Data to process —
• • • • • • •

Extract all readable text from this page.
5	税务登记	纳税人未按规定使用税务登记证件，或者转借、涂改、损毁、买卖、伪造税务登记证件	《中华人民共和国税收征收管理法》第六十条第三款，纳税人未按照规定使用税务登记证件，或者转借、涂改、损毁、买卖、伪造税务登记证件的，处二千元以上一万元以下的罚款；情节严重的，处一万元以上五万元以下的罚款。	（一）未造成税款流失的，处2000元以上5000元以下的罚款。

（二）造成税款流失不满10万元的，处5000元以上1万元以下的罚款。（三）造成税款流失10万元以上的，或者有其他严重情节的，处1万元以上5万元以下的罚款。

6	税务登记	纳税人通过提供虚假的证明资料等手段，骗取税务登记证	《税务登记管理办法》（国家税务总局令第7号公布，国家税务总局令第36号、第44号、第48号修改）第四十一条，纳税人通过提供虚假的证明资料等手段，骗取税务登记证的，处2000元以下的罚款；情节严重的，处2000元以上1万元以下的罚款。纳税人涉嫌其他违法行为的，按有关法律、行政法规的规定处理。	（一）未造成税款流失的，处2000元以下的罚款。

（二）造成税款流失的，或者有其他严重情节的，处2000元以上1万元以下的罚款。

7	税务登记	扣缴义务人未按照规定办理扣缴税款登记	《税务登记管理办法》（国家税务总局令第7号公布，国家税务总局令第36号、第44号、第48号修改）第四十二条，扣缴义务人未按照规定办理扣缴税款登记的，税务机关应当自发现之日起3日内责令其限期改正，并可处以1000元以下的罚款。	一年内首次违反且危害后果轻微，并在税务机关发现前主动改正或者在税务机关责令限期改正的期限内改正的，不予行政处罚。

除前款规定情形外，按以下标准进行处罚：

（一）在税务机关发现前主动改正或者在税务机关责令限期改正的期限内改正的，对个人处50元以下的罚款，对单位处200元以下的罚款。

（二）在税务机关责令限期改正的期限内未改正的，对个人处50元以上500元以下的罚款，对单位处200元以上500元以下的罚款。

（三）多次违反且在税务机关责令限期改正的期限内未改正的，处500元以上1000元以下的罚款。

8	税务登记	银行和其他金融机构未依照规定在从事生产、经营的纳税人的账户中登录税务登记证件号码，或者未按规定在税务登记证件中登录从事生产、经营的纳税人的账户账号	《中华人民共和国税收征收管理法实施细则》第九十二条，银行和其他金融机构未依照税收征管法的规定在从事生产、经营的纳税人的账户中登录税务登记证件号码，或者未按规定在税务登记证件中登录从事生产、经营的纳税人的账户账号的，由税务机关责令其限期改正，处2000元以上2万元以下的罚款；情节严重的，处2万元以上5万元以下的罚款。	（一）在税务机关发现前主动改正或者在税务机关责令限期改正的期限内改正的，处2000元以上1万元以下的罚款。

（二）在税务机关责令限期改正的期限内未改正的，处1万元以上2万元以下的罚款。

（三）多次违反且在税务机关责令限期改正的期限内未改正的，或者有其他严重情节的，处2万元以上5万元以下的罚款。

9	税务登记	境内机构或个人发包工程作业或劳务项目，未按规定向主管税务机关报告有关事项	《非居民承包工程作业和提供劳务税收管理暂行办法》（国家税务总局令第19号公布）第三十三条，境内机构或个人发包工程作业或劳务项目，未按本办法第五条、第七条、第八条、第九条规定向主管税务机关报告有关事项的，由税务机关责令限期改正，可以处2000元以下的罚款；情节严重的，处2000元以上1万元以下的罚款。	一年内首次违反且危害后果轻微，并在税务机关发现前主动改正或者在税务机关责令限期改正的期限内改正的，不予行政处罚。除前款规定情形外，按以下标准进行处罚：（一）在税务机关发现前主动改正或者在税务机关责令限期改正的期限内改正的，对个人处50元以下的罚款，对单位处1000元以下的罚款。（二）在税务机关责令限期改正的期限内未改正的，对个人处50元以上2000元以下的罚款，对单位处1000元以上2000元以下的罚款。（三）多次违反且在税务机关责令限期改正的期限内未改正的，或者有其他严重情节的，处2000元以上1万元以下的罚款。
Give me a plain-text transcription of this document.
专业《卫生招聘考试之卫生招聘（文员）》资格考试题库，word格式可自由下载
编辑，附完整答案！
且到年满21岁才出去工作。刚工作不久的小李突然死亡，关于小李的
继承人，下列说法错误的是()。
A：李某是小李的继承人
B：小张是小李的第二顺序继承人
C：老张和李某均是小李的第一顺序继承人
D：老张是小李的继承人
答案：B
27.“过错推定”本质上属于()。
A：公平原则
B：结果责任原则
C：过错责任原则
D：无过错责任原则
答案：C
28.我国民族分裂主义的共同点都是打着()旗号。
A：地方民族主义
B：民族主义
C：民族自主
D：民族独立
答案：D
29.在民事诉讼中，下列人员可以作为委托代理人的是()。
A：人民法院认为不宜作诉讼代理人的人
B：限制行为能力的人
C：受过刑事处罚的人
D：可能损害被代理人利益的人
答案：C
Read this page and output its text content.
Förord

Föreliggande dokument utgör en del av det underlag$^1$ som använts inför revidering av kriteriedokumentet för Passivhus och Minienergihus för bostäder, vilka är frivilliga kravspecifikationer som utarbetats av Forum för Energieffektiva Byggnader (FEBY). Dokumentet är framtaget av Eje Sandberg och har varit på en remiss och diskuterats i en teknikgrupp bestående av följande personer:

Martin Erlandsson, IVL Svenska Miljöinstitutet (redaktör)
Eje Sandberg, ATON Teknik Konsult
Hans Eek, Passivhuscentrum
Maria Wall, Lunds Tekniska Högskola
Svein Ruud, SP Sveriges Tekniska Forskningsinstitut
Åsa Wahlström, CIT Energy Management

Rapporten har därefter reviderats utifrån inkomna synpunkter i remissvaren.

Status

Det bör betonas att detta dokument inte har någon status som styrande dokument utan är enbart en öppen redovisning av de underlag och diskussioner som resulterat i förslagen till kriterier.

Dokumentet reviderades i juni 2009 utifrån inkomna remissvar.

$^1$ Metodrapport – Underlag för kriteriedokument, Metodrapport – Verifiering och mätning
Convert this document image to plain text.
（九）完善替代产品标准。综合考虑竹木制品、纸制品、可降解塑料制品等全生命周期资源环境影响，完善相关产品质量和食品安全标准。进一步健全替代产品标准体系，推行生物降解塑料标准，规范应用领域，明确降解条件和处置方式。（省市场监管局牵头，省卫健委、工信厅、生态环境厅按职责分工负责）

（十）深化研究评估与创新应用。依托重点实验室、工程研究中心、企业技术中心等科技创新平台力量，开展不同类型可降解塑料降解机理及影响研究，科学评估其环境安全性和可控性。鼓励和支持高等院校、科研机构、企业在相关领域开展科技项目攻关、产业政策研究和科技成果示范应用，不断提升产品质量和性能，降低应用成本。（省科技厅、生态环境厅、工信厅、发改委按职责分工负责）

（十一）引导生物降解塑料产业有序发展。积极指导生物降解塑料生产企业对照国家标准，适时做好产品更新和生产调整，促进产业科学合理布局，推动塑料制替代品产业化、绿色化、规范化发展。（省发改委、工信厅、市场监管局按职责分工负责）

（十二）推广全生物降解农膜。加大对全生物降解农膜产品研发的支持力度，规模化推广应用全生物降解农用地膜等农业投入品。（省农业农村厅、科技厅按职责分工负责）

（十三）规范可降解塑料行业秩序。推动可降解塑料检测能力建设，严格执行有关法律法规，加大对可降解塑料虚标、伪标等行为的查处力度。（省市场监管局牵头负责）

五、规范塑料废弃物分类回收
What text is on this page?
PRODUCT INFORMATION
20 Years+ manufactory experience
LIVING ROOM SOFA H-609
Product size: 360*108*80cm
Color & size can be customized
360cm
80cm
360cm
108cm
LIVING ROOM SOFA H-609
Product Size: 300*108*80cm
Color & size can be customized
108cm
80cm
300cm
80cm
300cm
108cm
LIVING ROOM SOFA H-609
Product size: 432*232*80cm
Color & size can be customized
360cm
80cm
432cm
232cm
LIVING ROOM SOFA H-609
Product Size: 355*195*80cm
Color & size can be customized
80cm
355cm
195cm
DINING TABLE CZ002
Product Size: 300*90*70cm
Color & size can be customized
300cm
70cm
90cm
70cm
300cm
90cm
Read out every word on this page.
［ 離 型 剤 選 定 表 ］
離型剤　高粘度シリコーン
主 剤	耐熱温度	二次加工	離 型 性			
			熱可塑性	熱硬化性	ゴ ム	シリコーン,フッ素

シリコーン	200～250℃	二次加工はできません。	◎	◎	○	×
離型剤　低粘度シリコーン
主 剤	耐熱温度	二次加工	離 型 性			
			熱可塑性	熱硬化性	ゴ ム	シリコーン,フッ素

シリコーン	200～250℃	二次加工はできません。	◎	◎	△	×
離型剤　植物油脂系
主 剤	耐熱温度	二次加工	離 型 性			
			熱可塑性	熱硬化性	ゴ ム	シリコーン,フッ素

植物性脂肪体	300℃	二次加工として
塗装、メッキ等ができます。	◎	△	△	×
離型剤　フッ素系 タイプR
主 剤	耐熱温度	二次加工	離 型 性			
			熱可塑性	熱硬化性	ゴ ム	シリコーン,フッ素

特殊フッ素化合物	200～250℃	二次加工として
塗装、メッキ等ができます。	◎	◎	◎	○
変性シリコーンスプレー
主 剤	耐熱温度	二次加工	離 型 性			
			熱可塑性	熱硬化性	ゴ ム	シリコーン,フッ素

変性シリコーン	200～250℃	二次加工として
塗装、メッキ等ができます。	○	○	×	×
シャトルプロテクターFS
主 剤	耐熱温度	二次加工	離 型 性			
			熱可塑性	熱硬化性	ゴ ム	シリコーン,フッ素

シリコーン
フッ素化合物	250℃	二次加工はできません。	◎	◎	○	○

• • • • • • •

Objective — Find "Dokumentet". Copy every line it occurs in.

Completed task —
Föreliggande dokument utgör en del av det underlag$^1$ som använts inför revidering av kriteriedokumentet för Passivhus och Minienergihus för bostäder, vilka är frivilliga kravspecifikationer som utarbetats av Forum för Energieffektiva Byggnader (FEBY). Dokumentet är framtaget av Eje Sandberg och har varit på en remiss och diskuterats i en teknikgrupp bestående av följande personer:
Dokumentet reviderades i juni 2009 utifrån inkomna remissvar.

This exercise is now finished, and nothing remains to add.